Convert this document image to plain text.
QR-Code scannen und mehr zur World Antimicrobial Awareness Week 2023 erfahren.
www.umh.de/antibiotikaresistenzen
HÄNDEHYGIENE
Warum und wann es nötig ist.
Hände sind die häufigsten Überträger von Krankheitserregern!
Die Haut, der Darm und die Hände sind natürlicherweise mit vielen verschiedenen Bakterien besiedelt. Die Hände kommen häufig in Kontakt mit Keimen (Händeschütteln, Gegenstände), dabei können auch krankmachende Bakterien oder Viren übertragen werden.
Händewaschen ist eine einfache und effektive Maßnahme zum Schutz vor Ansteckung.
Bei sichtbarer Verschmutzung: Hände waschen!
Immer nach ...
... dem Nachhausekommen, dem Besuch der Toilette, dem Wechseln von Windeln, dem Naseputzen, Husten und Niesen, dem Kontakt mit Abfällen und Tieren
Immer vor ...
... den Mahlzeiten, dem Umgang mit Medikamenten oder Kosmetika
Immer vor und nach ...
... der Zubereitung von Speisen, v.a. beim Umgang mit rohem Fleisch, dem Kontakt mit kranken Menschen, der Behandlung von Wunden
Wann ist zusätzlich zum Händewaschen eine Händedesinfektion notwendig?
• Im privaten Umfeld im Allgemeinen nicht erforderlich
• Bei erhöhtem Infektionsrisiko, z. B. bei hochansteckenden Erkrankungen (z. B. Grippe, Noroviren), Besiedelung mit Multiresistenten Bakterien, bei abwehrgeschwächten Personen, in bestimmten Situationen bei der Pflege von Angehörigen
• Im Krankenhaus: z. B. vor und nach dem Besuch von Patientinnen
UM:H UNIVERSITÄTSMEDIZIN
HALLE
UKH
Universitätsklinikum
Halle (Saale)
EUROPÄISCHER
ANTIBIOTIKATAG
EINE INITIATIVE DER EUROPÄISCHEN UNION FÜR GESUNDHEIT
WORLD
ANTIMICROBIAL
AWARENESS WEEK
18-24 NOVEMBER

...

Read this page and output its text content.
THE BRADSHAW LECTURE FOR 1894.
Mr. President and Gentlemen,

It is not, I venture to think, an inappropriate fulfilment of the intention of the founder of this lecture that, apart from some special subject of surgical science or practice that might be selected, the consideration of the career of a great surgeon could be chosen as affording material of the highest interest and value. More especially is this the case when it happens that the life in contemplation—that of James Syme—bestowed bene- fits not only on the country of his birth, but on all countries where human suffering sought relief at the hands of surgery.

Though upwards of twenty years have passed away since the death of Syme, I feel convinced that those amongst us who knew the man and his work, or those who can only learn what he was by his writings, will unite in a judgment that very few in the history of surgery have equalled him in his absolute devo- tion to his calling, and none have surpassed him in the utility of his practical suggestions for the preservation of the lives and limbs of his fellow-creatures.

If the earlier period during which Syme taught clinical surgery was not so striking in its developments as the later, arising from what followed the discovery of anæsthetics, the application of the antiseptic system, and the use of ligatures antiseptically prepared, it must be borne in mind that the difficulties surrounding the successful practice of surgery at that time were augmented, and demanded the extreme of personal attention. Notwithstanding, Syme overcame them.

◆ DESCRIPTION OF THE TASK:
What is the number of lines in the listing that include the word "practice"? Give that number and nothing else.

◆ OUTPUT OF THE TASK:
2